↓↓↓

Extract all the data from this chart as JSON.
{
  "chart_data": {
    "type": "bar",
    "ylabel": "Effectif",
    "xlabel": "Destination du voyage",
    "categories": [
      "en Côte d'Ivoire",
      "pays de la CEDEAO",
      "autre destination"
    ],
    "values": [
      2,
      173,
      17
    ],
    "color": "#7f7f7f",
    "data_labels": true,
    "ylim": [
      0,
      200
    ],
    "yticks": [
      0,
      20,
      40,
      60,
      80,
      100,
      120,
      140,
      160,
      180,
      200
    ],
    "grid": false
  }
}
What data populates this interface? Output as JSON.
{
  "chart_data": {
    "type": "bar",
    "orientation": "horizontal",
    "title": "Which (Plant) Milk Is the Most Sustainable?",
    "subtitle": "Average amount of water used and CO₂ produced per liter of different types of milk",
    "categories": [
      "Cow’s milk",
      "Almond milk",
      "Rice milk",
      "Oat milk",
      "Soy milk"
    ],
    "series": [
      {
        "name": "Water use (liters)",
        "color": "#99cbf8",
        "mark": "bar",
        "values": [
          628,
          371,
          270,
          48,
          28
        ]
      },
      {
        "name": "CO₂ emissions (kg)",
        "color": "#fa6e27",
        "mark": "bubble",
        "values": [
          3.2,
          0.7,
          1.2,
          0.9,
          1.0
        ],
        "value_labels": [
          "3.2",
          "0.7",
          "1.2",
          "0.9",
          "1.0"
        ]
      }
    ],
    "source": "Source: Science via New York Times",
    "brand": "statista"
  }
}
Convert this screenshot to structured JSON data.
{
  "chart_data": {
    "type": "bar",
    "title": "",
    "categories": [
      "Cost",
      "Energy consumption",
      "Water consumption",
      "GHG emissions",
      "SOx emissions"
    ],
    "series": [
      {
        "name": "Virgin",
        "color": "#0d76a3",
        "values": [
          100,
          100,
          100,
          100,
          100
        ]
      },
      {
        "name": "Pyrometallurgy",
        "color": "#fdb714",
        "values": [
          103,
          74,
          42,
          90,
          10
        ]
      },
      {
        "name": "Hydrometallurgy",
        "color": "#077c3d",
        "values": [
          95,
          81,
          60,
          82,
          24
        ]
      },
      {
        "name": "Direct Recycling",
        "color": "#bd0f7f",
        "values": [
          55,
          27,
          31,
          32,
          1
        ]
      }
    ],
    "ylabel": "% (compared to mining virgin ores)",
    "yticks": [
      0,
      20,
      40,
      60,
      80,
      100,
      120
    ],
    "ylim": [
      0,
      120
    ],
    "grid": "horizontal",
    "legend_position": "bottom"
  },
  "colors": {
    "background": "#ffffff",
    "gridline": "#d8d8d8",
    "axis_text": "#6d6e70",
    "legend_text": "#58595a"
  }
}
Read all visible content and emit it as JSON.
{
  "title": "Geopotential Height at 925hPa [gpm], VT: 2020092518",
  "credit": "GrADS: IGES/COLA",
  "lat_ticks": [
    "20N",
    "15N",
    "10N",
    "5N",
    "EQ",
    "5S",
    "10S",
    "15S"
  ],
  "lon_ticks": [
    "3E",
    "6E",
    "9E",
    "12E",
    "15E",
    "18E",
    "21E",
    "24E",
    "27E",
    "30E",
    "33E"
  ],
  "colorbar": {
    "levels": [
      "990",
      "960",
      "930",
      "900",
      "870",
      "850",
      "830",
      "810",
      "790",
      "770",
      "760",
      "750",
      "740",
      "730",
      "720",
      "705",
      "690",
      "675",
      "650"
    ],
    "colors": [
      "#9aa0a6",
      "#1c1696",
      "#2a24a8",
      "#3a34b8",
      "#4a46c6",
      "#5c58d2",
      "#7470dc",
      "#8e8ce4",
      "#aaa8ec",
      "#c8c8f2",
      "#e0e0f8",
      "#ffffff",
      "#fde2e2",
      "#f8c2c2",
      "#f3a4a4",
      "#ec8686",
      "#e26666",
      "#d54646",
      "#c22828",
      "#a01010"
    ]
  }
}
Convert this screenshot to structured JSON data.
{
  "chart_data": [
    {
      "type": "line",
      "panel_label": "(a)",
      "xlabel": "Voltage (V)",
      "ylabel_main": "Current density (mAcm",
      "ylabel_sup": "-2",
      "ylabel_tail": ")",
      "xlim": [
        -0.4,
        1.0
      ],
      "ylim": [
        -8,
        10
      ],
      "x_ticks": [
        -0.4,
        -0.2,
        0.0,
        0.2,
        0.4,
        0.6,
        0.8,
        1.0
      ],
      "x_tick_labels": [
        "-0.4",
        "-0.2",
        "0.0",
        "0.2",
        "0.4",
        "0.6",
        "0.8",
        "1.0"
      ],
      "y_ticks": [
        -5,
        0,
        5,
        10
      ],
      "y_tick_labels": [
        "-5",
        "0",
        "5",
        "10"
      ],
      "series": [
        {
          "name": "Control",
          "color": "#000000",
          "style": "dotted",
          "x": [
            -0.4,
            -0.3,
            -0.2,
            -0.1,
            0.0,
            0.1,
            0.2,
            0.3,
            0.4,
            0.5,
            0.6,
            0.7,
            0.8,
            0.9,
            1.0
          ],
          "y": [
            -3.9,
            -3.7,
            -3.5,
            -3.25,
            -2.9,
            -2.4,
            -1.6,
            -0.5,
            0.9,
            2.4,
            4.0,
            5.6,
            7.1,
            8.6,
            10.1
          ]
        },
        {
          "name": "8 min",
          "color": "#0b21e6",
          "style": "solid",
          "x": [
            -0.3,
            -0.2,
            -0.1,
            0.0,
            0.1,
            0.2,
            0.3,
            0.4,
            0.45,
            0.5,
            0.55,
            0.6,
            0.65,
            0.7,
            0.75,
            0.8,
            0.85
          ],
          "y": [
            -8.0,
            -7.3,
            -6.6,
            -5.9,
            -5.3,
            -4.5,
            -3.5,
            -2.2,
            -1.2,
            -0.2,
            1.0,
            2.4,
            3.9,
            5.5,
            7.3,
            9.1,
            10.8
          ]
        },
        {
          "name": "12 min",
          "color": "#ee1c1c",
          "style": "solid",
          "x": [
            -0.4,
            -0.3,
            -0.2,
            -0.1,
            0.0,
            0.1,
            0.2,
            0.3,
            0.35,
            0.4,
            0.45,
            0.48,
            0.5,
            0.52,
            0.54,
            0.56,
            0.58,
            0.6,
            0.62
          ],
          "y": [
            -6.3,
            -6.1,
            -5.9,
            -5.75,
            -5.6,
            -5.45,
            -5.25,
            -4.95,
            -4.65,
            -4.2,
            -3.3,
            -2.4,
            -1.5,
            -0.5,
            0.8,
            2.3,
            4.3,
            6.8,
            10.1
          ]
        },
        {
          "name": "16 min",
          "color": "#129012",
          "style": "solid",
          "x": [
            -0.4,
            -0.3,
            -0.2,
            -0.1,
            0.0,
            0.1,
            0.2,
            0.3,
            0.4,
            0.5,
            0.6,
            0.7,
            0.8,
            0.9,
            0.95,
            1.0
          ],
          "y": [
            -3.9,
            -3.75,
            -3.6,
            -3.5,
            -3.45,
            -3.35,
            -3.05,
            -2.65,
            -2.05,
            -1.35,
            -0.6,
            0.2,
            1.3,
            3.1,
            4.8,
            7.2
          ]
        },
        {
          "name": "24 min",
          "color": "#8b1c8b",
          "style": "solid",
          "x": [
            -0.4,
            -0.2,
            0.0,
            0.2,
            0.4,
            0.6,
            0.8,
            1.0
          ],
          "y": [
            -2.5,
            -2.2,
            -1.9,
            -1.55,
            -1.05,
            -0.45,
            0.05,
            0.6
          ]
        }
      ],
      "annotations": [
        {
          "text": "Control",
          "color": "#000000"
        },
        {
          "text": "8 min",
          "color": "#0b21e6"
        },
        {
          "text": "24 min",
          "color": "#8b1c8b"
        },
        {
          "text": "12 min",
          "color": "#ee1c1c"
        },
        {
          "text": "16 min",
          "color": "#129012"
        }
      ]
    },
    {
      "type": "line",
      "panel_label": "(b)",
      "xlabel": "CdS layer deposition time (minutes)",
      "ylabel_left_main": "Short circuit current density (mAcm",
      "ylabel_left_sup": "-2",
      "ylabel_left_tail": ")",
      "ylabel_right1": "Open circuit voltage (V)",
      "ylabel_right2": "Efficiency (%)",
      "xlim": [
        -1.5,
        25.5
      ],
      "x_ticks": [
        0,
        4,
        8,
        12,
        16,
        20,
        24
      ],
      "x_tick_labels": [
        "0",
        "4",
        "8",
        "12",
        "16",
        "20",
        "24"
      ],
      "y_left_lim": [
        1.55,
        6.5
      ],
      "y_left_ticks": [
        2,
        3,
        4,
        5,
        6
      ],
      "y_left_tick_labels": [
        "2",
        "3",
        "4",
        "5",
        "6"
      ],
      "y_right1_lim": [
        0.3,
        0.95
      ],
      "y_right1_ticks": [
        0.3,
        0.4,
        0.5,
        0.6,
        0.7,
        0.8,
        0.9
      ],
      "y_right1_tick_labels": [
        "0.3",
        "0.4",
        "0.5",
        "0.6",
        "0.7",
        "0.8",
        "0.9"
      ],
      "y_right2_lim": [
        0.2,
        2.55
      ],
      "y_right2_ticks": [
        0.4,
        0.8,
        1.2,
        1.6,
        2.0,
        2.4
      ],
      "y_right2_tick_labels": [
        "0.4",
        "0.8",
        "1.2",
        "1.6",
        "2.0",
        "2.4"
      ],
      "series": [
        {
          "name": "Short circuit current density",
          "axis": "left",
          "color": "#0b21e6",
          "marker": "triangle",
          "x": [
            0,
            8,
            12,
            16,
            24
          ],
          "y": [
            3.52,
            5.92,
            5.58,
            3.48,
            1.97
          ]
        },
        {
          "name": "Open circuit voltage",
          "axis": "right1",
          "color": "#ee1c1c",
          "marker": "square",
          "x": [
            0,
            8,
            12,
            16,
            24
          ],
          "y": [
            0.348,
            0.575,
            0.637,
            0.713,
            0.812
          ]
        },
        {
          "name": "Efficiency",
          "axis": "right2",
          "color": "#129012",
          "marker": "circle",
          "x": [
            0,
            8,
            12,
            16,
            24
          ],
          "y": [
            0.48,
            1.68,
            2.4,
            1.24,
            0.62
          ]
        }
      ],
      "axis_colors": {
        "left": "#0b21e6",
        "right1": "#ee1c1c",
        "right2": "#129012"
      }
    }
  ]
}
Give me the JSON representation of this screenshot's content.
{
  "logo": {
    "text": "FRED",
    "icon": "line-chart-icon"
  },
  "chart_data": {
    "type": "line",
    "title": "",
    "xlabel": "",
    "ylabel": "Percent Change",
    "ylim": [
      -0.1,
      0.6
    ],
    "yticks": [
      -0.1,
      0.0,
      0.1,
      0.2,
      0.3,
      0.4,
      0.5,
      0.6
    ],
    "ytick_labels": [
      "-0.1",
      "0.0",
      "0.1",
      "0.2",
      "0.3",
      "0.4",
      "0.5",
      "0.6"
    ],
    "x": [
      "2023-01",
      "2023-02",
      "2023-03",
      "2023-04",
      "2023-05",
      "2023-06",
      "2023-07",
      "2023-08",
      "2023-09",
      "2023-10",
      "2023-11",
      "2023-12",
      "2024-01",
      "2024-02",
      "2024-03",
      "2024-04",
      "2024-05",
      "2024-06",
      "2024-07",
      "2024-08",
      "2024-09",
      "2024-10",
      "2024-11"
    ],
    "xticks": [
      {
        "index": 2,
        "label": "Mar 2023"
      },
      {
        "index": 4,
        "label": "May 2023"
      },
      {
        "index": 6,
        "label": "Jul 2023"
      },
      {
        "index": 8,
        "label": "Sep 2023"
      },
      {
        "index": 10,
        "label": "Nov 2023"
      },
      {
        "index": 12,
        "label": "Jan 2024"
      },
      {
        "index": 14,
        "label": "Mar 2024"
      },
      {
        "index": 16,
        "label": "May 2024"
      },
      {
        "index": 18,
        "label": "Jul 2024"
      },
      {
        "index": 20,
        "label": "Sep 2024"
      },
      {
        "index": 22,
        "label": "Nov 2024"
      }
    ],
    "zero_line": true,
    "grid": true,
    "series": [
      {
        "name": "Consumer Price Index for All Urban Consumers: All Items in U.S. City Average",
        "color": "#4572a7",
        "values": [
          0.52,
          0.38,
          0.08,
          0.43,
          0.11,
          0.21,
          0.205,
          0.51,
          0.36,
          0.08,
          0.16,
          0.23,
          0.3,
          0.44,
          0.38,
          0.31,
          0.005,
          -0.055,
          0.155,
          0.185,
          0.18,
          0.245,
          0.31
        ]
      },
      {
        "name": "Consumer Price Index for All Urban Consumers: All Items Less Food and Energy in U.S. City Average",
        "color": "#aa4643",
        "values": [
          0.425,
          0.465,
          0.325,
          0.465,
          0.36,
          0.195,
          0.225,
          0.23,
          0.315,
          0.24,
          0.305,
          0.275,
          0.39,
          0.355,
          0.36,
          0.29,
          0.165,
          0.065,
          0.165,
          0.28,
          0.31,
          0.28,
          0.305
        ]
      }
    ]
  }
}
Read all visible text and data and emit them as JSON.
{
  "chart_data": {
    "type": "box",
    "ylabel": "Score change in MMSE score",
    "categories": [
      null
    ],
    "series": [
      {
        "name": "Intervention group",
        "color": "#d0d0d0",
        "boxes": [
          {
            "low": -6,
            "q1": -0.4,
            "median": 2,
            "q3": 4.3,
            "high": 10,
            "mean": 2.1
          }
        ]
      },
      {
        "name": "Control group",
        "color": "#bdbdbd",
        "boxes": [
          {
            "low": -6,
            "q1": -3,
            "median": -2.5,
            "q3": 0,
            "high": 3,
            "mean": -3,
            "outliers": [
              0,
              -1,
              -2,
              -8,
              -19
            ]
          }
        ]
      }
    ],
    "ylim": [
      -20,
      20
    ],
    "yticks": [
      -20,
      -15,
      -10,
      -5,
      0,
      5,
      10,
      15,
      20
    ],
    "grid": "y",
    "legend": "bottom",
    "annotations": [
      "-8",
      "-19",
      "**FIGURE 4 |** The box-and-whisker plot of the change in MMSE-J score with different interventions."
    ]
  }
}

↑↑↑

# Exercise description
Across the records, how many lines contain "Average"? Only the number should be given.

# Correct answer
3